____ Text to read

Databases provide data types as suitable containers to store values accordingly. You use the int data type to store numeric values and char and varchar data types for string values. Each data type has its own limitations with respect to the size and type of data it can store. A database solution model will be based on real-life problems, therefore these are not the only types of data that you will always confront. We do not live in the ice age anymore; we have to store large-sized images, audio, and video files and varchar is certainly not the answer to this. Objects that require huge storage sizes and can’t be entertained with simple available data types are usually referred to as Large Objects (LOs) or Binary Large Objects (BLOBs). To handle these LOs, you need a LO storage mechanism that can store them easily and access them efficiently.

Let's discuss the following

  • Why large objects?
  • PostgreSQL large objects
  • Large objects in action
  • Manipulating large objects through the libpq client interface library

Why large objects?

We will see in a more comparative mode why and where we need large objects.
You can categorize large objects in general, based on the structure or type of data. The types you usually come across are as follows:

  • Simple
  • Complex
  • Semi-structured
  • Unstructured

Among the first two, simple-structured data is related to data that can be organized in simple tables and data types and complex-structured data is the one that deals with requirements such as that of user-defined data types.

________

** Short exercise 1 **
Retype the data items exactly, from their first line through the line containing "landslide-point [38,312,41,315]", both ends included.

____ Data to process

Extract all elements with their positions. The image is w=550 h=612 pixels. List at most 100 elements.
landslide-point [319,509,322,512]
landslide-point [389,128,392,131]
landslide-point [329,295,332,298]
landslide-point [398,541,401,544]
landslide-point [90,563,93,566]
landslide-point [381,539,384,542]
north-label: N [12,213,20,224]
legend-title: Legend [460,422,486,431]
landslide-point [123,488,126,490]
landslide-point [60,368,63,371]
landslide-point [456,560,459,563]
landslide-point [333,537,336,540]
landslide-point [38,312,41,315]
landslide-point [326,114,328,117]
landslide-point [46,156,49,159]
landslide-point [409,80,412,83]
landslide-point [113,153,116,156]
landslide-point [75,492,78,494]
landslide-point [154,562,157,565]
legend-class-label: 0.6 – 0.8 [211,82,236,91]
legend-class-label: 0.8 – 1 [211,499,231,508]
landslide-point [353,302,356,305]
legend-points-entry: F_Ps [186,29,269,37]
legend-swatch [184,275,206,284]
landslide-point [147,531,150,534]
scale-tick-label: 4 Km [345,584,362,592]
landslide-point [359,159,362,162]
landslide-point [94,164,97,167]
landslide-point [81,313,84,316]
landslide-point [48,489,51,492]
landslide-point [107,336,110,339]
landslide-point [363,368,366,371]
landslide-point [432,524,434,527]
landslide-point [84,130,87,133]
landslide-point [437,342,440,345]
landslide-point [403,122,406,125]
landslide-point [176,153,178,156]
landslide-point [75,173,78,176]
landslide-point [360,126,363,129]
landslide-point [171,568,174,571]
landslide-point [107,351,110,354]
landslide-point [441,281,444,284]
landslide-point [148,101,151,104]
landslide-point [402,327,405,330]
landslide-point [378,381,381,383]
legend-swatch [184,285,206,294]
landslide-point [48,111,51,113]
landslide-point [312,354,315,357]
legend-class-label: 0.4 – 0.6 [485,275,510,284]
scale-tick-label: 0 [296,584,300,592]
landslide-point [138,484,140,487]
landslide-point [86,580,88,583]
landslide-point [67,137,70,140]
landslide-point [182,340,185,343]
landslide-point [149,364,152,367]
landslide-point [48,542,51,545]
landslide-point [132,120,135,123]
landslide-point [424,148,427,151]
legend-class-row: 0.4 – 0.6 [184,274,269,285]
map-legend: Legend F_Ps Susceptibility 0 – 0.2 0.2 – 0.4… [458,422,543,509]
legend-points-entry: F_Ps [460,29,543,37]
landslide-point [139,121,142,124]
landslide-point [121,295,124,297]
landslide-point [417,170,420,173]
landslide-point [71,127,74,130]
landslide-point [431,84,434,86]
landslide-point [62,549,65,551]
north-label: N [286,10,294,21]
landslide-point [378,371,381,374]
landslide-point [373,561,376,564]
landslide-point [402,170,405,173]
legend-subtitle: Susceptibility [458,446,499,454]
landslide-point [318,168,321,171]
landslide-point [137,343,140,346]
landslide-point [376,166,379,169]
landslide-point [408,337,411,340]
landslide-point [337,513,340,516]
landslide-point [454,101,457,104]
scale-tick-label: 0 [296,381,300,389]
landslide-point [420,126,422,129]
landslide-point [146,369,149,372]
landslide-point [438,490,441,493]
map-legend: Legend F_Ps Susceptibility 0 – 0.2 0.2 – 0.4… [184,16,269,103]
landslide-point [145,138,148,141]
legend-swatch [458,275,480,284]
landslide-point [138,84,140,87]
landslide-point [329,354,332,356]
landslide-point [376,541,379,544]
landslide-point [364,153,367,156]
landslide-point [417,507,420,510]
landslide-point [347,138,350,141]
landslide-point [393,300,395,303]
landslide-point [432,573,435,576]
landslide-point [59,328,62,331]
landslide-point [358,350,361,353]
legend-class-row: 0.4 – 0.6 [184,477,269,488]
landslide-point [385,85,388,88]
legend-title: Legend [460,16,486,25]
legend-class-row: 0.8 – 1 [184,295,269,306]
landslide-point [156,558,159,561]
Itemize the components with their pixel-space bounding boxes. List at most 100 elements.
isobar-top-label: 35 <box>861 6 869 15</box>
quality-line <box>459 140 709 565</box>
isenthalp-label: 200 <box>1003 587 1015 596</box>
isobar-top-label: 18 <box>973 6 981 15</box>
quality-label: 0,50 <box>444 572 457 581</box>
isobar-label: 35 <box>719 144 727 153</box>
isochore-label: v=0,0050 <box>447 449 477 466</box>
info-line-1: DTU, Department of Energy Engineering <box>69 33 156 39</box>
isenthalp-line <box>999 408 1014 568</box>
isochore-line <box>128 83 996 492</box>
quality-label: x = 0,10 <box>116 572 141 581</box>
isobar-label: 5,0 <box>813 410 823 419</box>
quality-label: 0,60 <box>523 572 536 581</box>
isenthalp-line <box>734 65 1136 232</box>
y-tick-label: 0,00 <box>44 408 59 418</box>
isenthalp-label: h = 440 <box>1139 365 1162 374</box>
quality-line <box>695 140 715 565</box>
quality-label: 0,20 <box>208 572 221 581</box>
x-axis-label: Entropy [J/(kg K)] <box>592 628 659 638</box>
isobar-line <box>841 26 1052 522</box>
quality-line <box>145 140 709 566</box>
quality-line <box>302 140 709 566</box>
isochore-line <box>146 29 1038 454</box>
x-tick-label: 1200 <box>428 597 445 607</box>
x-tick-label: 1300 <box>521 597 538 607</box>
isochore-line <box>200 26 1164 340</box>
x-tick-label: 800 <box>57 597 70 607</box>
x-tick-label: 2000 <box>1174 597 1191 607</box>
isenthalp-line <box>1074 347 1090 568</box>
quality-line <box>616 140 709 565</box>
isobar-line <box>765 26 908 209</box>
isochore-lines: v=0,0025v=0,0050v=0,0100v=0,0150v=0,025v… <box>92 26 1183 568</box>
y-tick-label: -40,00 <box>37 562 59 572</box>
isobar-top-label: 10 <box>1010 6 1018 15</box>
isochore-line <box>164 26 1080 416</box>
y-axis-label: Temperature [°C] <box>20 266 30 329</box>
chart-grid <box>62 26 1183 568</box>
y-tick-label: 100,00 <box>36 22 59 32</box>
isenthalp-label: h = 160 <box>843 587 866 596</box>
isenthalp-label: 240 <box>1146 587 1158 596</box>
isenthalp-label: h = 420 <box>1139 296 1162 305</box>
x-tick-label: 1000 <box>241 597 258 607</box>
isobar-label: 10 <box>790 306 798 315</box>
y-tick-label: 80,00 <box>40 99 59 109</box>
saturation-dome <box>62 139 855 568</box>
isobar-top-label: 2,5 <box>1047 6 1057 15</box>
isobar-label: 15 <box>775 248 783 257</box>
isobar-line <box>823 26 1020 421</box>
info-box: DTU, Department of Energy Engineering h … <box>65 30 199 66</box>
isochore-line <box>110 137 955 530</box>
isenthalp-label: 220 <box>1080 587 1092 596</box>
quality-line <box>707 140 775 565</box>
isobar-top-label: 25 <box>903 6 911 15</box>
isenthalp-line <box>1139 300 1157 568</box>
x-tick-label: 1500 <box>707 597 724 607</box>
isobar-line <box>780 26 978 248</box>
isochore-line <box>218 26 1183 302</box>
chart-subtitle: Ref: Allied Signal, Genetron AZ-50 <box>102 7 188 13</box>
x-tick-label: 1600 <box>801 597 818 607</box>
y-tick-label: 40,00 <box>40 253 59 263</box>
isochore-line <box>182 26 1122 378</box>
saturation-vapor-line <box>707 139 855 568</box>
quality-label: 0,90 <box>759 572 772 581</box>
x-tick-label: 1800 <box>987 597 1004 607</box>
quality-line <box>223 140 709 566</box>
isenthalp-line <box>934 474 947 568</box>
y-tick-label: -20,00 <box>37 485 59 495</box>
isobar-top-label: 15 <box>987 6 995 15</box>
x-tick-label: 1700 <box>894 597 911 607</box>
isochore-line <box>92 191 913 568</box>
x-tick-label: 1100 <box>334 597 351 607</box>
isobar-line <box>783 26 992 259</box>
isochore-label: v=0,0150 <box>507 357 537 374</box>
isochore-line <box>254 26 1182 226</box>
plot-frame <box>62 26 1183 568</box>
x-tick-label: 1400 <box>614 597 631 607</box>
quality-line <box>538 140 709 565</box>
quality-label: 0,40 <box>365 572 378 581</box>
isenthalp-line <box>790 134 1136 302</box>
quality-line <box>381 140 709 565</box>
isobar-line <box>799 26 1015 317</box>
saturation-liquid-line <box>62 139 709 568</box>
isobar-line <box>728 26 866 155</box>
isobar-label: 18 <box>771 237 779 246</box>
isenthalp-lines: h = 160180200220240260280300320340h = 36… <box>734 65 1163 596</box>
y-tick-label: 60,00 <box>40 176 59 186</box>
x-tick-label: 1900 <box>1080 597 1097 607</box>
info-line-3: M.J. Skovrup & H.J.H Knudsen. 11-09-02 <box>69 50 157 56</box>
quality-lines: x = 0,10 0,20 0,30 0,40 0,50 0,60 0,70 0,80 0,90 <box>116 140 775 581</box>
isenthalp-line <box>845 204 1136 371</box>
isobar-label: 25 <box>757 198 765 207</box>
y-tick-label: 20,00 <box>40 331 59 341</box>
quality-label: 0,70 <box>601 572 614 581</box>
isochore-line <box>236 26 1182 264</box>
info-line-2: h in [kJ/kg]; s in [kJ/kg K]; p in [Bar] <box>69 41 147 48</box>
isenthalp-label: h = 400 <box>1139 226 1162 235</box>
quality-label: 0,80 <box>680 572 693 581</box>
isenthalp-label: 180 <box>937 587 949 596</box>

________

** Short exercise 2 **
According to the text on large objects, what are objects that need huge storage sizes and cannot be handled by simple available data types usually called?

** Final result 1 **
Extract all elements with their positions. The image is w=550 h=612 pixels. List at most 100 elements.
landslide-point [319,509,322,512]
landslide-point [389,128,392,131]
landslide-point [329,295,332,298]
landslide-point [398,541,401,544]
landslide-point [90,563,93,566]
landslide-point [381,539,384,542]
north-label: N [12,213,20,224]
legend-title: Legend [460,422,486,431]
landslide-point [123,488,126,490]
landslide-point [60,368,63,371]
landslide-point [456,560,459,563]
landslide-point [333,537,336,540]
landslide-point [38,312,41,315]

** Final result 2 **
Large Objects (LOs) or Binary Large Objects (BLOBs).